Start

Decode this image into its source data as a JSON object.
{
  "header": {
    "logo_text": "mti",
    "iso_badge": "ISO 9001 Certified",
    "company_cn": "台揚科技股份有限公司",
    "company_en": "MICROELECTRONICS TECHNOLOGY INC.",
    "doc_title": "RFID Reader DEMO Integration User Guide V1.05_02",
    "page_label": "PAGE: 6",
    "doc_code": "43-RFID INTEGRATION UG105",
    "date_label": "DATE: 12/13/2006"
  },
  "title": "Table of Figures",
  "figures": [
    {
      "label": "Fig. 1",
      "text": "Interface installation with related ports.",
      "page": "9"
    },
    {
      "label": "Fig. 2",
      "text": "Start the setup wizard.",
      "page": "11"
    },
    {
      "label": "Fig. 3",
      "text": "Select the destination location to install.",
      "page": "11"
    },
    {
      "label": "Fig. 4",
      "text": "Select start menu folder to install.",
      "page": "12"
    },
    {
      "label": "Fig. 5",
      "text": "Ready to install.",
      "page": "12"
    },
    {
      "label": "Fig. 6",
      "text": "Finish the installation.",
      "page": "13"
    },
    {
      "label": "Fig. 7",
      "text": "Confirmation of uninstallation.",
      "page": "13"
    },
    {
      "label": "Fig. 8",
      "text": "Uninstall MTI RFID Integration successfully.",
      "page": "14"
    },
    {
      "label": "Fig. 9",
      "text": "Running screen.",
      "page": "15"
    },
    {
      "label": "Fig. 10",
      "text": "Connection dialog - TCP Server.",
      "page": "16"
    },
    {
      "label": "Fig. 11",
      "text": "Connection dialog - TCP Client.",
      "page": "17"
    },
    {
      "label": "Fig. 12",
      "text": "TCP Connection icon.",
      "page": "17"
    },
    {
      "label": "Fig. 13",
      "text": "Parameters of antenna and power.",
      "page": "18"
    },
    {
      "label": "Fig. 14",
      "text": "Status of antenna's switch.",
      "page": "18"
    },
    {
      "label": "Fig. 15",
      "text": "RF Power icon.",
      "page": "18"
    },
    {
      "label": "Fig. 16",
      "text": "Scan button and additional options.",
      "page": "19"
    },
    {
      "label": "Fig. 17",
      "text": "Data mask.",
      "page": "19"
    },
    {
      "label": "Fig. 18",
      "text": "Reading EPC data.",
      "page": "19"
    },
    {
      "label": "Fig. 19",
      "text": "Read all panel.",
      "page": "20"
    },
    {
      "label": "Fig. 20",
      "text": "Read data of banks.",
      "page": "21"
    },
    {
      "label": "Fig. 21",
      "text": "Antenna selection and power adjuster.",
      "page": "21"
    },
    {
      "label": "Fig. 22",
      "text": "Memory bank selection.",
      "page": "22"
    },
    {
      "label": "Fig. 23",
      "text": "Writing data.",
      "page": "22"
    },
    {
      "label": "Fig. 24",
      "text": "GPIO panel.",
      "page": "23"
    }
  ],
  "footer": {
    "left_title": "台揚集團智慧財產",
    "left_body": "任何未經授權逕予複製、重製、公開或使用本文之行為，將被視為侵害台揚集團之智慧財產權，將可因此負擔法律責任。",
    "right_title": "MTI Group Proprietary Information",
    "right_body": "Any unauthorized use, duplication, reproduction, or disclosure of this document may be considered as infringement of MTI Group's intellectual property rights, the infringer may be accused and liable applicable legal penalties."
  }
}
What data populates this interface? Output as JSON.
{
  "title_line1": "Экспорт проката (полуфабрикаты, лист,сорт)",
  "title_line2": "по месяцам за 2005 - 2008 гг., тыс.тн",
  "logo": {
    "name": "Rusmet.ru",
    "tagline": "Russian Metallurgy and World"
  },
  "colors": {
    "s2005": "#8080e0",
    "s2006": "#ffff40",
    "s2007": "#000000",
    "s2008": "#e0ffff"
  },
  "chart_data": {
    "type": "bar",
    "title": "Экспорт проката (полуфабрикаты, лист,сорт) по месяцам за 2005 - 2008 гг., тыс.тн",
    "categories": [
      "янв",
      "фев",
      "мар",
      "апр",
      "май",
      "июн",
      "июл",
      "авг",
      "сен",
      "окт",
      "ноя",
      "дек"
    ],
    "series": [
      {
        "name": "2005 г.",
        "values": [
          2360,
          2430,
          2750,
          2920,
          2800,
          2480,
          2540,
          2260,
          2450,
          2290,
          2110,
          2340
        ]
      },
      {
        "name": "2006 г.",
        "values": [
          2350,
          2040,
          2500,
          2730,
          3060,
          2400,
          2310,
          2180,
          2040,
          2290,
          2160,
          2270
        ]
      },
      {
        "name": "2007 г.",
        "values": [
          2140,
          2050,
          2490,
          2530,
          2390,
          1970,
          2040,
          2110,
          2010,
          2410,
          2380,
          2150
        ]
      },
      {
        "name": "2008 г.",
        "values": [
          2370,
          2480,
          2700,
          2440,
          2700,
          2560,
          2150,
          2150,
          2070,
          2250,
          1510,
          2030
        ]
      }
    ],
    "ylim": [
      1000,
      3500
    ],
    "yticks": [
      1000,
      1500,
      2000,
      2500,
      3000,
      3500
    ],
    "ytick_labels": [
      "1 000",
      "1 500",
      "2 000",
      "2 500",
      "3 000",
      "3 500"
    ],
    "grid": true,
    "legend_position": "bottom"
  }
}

End

→ **PROBLEM REQUIREMENTS**
Retype the listing. Match it exactly.

→ **FINAL RESULT**
Decode this image into its source data as a JSON object.
{
  "header": {
    "logo_text": "mti",
    "iso_badge": "ISO 9001 Certified",
    "company_cn": "台揚科技股份有限公司",
    "company_en": "MICROELECTRONICS TECHNOLOGY INC.",
    "doc_title": "RFID Reader DEMO Integration User Guide V1.05_02",
    "page_label": "PAGE: 6",
    "doc_code": "43-RFID INTEGRATION UG105",
    "date_label": "DATE: 12/13/2006"
  },
  "title": "Table of Figures",
  "figures": [
    {
      "label": "Fig. 1",
      "text": "Interface installation with related ports.",
      "page": "9"
    },
    {
      "label": "Fig. 2",
      "text": "Start the setup wizard.",
      "page": "11"
    },
    {
      "label": "Fig. 3",
      "text": "Select the destination location to install.",
      "page": "11"
    },
    {
      "label": "Fig. 4",
      "text": "Select start menu folder to install.",
      "page": "12"
    },
    {
      "label": "Fig. 5",
      "text": "Ready to install.",
      "page": "12"
    },
    {
      "label": "Fig. 6",
      "text": "Finish the installation.",
      "page": "13"
    },
    {
      "label": "Fig. 7",
      "text": "Confirmation of uninstallation.",
      "page": "13"
    },
    {
      "label": "Fig. 8",
      "text": "Uninstall MTI RFID Integration successfully.",
      "page": "14"
    },
    {
      "label": "Fig. 9",
      "text": "Running screen.",
      "page": "15"
    },
    {
      "label": "Fig. 10",
      "text": "Connection dialog - TCP Server.",
      "page": "16"
    },
    {
      "label": "Fig. 11",
      "text": "Connection dialog - TCP Client.",
      "page": "17"
    },
    {
      "label": "Fig. 12",
      "text": "TCP Connection icon.",
      "page": "17"
    },
    {
      "label": "Fig. 13",
      "text": "Parameters of antenna and power.",
      "page": "18"
    },
    {
      "label": "Fig. 14",
      "text": "Status of antenna's switch.",
      "page": "18"
    },
    {
      "label": "Fig. 15",
      "text": "RF Power icon.",
      "page": "18"
    },
    {
      "label": "Fig. 16",
      "text": "Scan button and additional options.",
      "page": "19"
    },
    {
      "label": "Fig. 17",
      "text": "Data mask.",
      "page": "19"
    },
    {
      "label": "Fig. 18",
      "text": "Reading EPC data.",
      "page": "19"
    },
    {
      "label": "Fig. 19",
      "text": "Read all panel.",
      "page": "20"
    },
    {
      "label": "Fig. 20",
      "text": "Read data of banks.",
      "page": "21"
    },
    {
      "label": "Fig. 21",
      "text": "Antenna selection and power adjuster.",
      "page": "21"
    },
    {
      "label": "Fig. 22",
      "text": "Memory bank selection.",
      "page": "22"
    },
    {
      "label": "Fig. 23",
      "text": "Writing data.",
      "page": "22"
    },
    {
      "label": "Fig. 24",
      "text": "GPIO panel.",
      "page": "23"
    }
  ],
  "footer": {
    "left_title": "台揚集團智慧財產",
    "left_body": "任何未經授權逕予複製、重製、公開或使用本文之行為，將被視為侵害台揚集團之智慧財產權，將可因此負擔法律責任。",
    "right_title": "MTI Group Proprietary Information",
    "right_body": "Any unauthorized use, duplication, reproduction, or disclosure of this document may be considered as infringement of MTI Group's intellectual property rights, the infringer may be accused and liable applicable legal penalties."
  }
}
What data populates this interface? Output as JSON.
{
  "title_line1": "Экспорт проката (полуфабрикаты, лист,сорт)",
  "title_line2": "по месяцам за 2005 - 2008 гг., тыс.тн",
  "logo": {
    "name": "Rusmet.ru",
    "tagline": "Russian Metallurgy and World"
  },
  "colors": {
    "s2005": "#8080e0",
    "s2006": "#ffff40",
    "s2007": "#000000",
    "s2008": "#e0ffff"
  },
  "chart_data": {
    "type": "bar",
    "title": "Экспорт проката (полуфабрикаты, лист,сорт) по месяцам за 2005 - 2008 гг., тыс.тн",
    "categories": [
      "янв",
      "фев",
      "мар",
      "апр",
      "май",
      "июн",
      "июл",
      "авг",
      "сен",
      "окт",
      "ноя",
      "дек"
    ],
    "series": [
      {
        "name": "2005 г.",
        "values": [
          2360,
          2430,
          2750,
          2920,
          2800,
          2480,
          2540,
          2260,
          2450,
          2290,
          2110,
          2340
        ]
      },
      {
        "name": "2006 г.",
        "values": [
          2350,
          2040,
          2500,
          2730,
          3060,
          2400,
          2310,
          2180,
          2040,
          2290,
          2160,
          2270
        ]
      },
      {
        "name": "2007 г.",
        "values": [
          2140,
          2050,
          2490,
          2530,
          2390,
          1970,
          2040,
          2110,
          2010,
          2410,
          2380,
          2150
        ]
      },
      {
        "name": "2008 г.",
        "values": [
          2370,
          2480,
          2700,
          2440,
          2700,
          2560,
          2150,
          2150,
          2070,
          2250,
          1510,
          2030
        ]
      }
    ],
    "ylim": [
      1000,
      3500
    ],
    "yticks": [
      1000,
      1500,
      2000,
      2500,
      3000,
      3500
    ],
    "ytick_labels": [
      "1 000",
      "1 500",
      "2 000",
      "2 500",
      "3 000",
      "3 500"
    ],
    "grid": true,
    "legend_position": "bottom"
  }
}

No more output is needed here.